## Trecho
_ _ _ _ _ _ _

Para a experiência seguinte de Nath no meio jornalístico esportivo aconteceu algo semelhante. Deysi Marques, coordenadora dela em uma agência de comunicação, a Salt, aproximou Orlando Augusto (1949-) do talento de Nathália. Cronista esportivo desde os anos 1960, o apresentador do “Jogada de Classe”, da TV Horizonte, fez uma rápida experiência com a jornalista. De bate pronto, quando Nathália pensou que estava apenas conhecendo os estúdios, Orlando a convidou para ser uma das comentaristas daquele dia. O convite logo se estendeu por vários dias e pouco tempo depois, ainda em 2019, ela foi fixada como comentarista.
A sede da emissora de televisão da Arquidiocese de Belo Horizonte fica no bairro Dom Cabral, na região noroeste. Nathália trabalhava no Buritis, na região oeste. Para que pudesse fazer esse deslocamento, ela teve o horário de almoço ampliado e ao fim do dia, trabalhava após o horário normal de expediente na agência. Em outubro de 2020 ela trocou o programa pelo “Abrindo o jogo”, na mesma emissora.
Nath Fiuza, em janeiro de 2020, no estúdio do Jogada de Classe

Fonte: reprodução/Instagram @nath_fiuza. Disponível em: https://www.instagram.com/p/B7Y_-ilFOBo. Acesso em: 19 jun. 2023.
Outras participações voluntárias em programas esportivos foram acontecendo, como no “Meio de campo”, da TV Minas, e freelas para rádios do interior e sites esportivos. Também havia a rede de contatos de Nathália amadurecendo, como ela disse, sem nunca desistir de realmente conseguir ter seu emprego na área esportiva. Mais do que isso, era o espaço para a demonstração, na televisão e no rádio, da segurança ao performar entendimento e intimidade sobre a temática, contribuição que deu o reconhecimento a ela enquanto par – uma jornalista que poderia comentar juntamente com eles.
Na rádio de Minas
Reconhecimento transformado em inspiração. “Eu só queria ter a minha oportunidade, mas hoje eu descobri que estou trilhando um caminho para que outras também possam trilhar”, contou Nathália em entrevista ao BPR, que cita a comentarista da Globo Ana Thaís Matos como referência para ela e a geração Z, que está se tornando profissional do jornalismo.
A ampla visibilidade ao trabalho de Nath foi possível quando em novembro de 2021 tornou-se comentarista esportiva da Itatiaia, a rádio de Minas, como dizia seu slogan. A intenção de ter suas contas pagas pelo trabalho em jornalismo esportivo era tanto que ela sempre lembrava, via redes sociais, para Rodrigo Fonseca, executivo do GE Minas, onde tinha sido temporária, se não havia uma vaga para ela. Foi ele quem a indicou para uma vaga para fazer parte da equipe de jornalistas que trabalharia no portal da Itatiaia, após a reformulação da empresa iniciada naquele período.

_ _ _ _ _ _ _

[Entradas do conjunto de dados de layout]
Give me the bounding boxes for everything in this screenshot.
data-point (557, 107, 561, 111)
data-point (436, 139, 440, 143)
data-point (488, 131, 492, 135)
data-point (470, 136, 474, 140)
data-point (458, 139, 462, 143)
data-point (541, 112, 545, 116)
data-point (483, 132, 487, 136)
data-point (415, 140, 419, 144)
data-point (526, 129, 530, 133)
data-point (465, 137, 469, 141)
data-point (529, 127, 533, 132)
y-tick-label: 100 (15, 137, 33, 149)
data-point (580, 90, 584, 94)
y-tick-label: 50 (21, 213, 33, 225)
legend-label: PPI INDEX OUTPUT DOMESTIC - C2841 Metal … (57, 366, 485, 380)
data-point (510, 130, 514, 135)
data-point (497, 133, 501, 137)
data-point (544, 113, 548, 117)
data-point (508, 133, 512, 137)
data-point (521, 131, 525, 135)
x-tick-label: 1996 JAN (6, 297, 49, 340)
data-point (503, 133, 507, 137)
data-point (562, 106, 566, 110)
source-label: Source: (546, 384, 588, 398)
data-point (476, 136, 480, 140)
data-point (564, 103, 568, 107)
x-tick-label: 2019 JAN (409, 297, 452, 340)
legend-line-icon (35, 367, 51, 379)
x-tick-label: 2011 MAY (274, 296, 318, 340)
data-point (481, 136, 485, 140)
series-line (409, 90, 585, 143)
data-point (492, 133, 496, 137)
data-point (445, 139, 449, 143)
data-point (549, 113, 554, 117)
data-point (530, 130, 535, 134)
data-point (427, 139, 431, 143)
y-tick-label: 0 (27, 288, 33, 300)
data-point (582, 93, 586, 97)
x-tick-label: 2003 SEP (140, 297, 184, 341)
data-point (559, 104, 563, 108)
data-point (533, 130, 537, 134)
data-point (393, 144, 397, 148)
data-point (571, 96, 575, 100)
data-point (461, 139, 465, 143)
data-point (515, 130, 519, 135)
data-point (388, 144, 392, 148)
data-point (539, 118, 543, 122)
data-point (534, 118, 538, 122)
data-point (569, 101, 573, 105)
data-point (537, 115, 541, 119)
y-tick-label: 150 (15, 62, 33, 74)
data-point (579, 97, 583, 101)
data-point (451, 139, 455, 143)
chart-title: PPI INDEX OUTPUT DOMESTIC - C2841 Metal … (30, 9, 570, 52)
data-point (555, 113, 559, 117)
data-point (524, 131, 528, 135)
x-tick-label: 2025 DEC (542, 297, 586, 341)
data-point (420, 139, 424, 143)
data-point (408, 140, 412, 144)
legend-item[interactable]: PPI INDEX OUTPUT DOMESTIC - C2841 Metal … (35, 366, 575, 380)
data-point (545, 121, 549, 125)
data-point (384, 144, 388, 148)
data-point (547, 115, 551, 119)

_ _ _ _ _ _ _

## O que fazer
• a. Segundo o trecho sobre Nathália, em que mês e ano ela passou a ser comentarista esportiva da Itatiaia?
• b. No trecho sobre Nathália, transforme em lista curta o parágrafo que começa com "A sede da emissora de televisão", mantendo os fatos principais.
• c. Devolva, sem nenhuma alteração, tudo o que vai de "Outras participações voluntárias" até "juntamente com eles." no trecho sobre Nathália.

## Respostas completas
• a. Em novembro de 2021.

• b.
- A emissora de televisão da Arquidiocese de Belo Horizonte tem sede no bairro Dom Cabral, na região noroeste.
- Nathália trabalhava no Buritis, na região oeste.
- Para fazer o deslocamento, teve o horário de almoço ampliado e, no fim do dia, trabalhava na agência após o expediente normal.
- Em outubro de 2020, trocou o programa pelo "Abrindo o jogo", na mesma emissora.

• c.
Outras participações voluntárias em programas esportivos foram acontecendo, como no “Meio de campo”, da TV Minas, e freelas para rádios do interior e sites esportivos. Também havia a rede de contatos de Nathália amadurecendo, como ela disse, sem nunca desistir de realmente conseguir ter seu emprego na área esportiva. Mais do que isso, era o espaço para a demonstração, na televisão e no rádio, da segurança ao performar entendimento e intimidade sobre a temática, contribuição que deu o reconhecimento a ela enquanto par – uma jornalista que poderia comentar juntamente com eles.